Respinto l’accordo alla Zanussi

A. Carotti

 

Il 31 dicembre 1999 è scaduto il contratto integrativo aziendale del gruppo Zanussi, ma solo a fine marzo del 2000 è pronta la piattaforma rivendicativa per il suo rinnovo. Questi tempi lunghi sono determinati dalla mediazione delle richieste fra le varie OOSS, ne esce una piattaforma modesta che ha come punti centrali la richiesta di un aumento salariale legato ai premi di risultato ed un recupero parziale del salario d’ingresso per i nuovi assunti previsto da un accordo precedente. La piattaforma viene approvata nel referendum tra i lavoratori con una larga maggioranza ma con una partecipazione al voto inferiore al 50%.

Inizia la trattativa con l’azienda che si trascina per alcuni mesi, fino a quando a giugno l’azienda fa una propria proposta: l’introduzione nel contratto aziendale del “Job on call”, il lavoro a chiamata. Si tratta di assumere lavoratori a tempo indeterminato ma con la certezza di lavorare 300 o 500 ore l’anno e di poter essere chiamati a lavorare in qualsiasi momento anche per un solo giorno. Su questa proposta aziendale si apre una forte discussione fra le OOSS e fra i delegati. L’esito di questa discussione è una divisione fra le OOSS,  FIM e UILM la condividono la FIOM è contraria. La trattativa continua fino a quando, a fine giugno, l’azienda presenta una ipotesi di accordo che prevede, oltre al lavoro a chiamata, un aumento della produttività “al netto degli investimenti” legato ai premi di risultato, un recupero salariale insignificante per i nuovi assunti e un aumento salariale a regime di circa 120.000 lire al mese.

*Compito assegnato 1*: Stampa per intero il testo sull'accordo respinto alla Zanussi, senza cambiare nulla.
Il testo e l'elenco sono del tutto indipendenti l'uno dall'altro.

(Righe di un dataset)
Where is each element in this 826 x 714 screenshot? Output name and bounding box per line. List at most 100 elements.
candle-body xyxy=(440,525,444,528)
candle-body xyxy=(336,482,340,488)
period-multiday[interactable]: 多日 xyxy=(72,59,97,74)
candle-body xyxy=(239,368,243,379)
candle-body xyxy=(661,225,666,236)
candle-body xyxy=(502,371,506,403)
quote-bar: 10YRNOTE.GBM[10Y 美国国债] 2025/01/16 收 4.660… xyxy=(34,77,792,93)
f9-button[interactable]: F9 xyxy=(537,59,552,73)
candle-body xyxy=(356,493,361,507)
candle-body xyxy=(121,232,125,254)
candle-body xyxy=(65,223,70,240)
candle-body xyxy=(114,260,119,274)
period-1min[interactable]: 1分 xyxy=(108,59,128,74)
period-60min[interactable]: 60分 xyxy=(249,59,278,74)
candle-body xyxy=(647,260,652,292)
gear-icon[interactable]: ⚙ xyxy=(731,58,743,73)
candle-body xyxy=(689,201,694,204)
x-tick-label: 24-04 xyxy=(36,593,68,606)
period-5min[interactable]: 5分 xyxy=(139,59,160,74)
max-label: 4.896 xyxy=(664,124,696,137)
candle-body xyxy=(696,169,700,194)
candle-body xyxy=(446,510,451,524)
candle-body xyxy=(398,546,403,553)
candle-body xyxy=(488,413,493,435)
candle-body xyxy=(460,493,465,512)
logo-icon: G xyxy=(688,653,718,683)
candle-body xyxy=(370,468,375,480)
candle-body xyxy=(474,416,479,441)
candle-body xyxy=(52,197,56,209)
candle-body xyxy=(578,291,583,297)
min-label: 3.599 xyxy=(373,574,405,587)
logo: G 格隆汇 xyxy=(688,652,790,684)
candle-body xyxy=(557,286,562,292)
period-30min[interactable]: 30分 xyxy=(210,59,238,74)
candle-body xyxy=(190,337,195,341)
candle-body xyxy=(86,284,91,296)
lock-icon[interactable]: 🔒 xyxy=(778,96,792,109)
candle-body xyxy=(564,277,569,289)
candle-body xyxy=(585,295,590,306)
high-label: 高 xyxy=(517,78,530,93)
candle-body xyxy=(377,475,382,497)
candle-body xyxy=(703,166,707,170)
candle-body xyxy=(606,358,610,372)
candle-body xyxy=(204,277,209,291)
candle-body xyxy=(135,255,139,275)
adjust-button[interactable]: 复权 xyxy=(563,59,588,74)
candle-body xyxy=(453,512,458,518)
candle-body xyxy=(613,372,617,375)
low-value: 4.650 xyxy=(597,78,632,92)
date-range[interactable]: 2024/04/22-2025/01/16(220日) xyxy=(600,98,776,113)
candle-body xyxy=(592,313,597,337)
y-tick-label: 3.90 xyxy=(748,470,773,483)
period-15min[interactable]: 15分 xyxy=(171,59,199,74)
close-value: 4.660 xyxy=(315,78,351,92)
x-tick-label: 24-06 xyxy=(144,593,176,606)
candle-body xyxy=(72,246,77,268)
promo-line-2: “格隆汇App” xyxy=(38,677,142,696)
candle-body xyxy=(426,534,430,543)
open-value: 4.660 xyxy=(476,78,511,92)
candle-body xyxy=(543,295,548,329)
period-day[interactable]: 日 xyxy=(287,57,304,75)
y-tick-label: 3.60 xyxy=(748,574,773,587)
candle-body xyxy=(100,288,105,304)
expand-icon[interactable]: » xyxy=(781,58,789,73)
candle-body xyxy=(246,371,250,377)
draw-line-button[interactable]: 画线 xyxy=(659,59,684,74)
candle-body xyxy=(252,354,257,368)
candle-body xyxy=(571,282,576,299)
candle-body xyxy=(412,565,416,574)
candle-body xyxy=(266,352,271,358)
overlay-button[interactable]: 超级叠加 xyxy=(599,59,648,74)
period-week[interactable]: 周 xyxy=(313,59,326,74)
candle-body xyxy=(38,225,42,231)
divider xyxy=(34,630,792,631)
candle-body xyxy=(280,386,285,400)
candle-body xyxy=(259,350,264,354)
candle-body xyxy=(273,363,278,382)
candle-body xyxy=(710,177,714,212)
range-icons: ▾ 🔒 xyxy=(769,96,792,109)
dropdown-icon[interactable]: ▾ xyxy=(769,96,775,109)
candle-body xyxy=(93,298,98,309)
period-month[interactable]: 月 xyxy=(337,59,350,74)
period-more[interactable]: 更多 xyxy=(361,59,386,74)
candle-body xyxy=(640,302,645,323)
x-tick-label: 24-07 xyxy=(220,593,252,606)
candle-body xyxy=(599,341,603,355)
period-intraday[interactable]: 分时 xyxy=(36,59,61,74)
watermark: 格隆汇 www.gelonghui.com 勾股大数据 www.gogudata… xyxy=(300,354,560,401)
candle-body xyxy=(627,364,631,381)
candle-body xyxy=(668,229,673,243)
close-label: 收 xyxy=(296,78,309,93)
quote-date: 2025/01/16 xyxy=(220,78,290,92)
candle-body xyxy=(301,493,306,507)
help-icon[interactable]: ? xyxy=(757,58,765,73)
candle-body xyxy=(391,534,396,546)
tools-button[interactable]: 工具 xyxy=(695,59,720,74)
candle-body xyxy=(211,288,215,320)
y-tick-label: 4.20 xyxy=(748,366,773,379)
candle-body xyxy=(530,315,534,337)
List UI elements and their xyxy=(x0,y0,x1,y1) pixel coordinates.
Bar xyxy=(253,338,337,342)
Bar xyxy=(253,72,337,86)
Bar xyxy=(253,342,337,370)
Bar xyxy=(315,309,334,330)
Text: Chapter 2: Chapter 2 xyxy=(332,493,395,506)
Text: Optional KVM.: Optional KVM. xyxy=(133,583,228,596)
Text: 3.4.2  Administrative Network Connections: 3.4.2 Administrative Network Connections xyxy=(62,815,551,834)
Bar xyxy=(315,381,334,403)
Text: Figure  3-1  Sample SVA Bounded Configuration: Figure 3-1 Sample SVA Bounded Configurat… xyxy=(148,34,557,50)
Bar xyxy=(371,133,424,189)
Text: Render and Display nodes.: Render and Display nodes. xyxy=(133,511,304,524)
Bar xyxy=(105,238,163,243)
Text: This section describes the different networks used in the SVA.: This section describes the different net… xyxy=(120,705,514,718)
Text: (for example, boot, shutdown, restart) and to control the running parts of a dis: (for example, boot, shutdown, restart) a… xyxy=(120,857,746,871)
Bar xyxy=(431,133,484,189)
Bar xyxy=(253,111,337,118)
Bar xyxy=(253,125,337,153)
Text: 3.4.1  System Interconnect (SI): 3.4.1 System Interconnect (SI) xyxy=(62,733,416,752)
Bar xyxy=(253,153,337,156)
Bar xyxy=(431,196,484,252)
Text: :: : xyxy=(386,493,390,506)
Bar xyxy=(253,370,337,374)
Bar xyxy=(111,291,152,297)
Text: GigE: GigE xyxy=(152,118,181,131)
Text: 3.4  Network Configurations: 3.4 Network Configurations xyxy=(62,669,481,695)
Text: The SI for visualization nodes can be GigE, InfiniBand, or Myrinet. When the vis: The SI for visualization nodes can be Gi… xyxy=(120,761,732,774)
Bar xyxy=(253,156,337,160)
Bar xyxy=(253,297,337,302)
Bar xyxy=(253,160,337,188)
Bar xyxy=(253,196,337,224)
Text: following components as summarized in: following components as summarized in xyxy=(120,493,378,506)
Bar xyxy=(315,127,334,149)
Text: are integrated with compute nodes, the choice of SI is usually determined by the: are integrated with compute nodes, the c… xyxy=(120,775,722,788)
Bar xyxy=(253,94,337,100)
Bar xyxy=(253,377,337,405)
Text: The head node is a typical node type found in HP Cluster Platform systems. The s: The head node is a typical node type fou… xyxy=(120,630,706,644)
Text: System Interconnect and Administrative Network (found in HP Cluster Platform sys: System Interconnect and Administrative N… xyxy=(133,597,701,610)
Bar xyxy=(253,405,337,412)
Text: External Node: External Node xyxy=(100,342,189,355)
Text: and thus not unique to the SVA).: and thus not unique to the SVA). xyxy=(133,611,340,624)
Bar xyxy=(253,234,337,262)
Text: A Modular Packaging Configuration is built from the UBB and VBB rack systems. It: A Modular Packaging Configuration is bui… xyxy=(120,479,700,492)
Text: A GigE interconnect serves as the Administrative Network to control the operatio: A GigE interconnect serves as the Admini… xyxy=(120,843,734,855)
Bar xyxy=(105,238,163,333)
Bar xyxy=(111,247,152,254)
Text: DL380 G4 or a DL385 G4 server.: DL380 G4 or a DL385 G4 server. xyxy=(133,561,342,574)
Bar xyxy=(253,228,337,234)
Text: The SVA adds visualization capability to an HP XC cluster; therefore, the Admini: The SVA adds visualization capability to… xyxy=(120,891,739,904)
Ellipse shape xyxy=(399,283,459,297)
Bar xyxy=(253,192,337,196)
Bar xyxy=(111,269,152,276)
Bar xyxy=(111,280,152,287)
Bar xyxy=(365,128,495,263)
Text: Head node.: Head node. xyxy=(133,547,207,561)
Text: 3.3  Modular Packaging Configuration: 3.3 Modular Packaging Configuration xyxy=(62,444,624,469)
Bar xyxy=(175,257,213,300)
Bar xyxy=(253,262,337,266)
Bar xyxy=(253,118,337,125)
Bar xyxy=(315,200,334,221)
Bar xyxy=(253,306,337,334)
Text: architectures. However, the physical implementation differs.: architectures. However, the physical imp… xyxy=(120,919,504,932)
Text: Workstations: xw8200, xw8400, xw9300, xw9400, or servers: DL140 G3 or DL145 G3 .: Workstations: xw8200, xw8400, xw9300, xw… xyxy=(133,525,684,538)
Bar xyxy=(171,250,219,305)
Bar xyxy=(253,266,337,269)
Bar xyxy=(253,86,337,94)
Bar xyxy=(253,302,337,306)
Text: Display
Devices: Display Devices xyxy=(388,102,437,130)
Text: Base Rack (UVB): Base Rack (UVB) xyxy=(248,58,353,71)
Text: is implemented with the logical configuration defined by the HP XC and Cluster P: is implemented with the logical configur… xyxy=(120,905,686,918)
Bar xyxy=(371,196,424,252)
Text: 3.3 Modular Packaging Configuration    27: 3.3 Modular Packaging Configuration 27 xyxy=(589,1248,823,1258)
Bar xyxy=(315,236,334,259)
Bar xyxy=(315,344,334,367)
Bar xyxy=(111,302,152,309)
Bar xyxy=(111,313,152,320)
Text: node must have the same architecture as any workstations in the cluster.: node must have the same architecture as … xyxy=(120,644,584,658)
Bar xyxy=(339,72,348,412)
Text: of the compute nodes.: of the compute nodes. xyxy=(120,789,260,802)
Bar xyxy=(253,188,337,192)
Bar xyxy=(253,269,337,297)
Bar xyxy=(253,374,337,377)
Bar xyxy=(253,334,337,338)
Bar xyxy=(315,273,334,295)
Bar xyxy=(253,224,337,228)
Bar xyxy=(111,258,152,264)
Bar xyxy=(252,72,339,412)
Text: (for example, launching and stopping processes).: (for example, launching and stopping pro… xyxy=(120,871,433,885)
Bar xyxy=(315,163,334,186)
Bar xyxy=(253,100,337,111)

*Compito assegnato 2*: Nell'elenco, prendi tutto ciò che va dalla prima riga fino alla riga contenente "period-multiday[interactable]: 多日 xyxy=(72,59,97,74)", entrambe incluse, e restituisci solo queste righe dopo aver sostituito "candle-body" con "candela", lasciando invariato tutto il resto.

*Risposta scritta 1*:
Respinto l’accordo alla Zanussi

A. Carotti

 

Il 31 dicembre 1999 è scaduto il contratto integrativo aziendale del gruppo Zanussi, ma solo a fine marzo del 2000 è pronta la piattaforma rivendicativa per il suo rinnovo. Questi tempi lunghi sono determinati dalla mediazione delle richieste fra le varie OOSS, ne esce una piattaforma modesta che ha come punti centrali la richiesta di un aumento salariale legato ai premi di risultato ed un recupero parziale del salario d’ingresso per i nuovi assunti previsto da un accordo precedente. La piattaforma viene approvata nel referendum tra i lavoratori con una larga maggioranza ma con una partecipazione al voto inferiore al 50%.

Inizia la trattativa con l’azienda che si trascina per alcuni mesi, fino a quando a giugno l’azienda fa una propria proposta: l’introduzione nel contratto aziendale del “Job on call”, il lavoro a chiamata. Si tratta di assumere lavoratori a tempo indeterminato ma con la certezza di lavorare 300 o 500 ore l’anno e di poter essere chiamati a lavorare in qualsiasi momento anche per un solo giorno. Su questa proposta aziendale si apre una forte discussione fra le OOSS e fra i delegati. L’esito di questa discussione è una divisione fra le OOSS,  FIM e UILM la condividono la FIOM è contraria. La trattativa continua fino a quando, a fine giugno, l’azienda presenta una ipotesi di accordo che prevede, oltre al lavoro a chiamata, un aumento della produttività “al netto degli investimenti” legato ai premi di risultato, un recupero salariale insignificante per i nuovi assunti e un aumento salariale a regime di circa 120.000 lire al mese.

*Risposta scritta 2*:
Where is each element in this 826 x 714 screenshot? Output name and bounding box per line. List at most 100 elements.
candela xyxy=(440,525,444,528)
candela xyxy=(336,482,340,488)
period-multiday[interactable]: 多日 xyxy=(72,59,97,74)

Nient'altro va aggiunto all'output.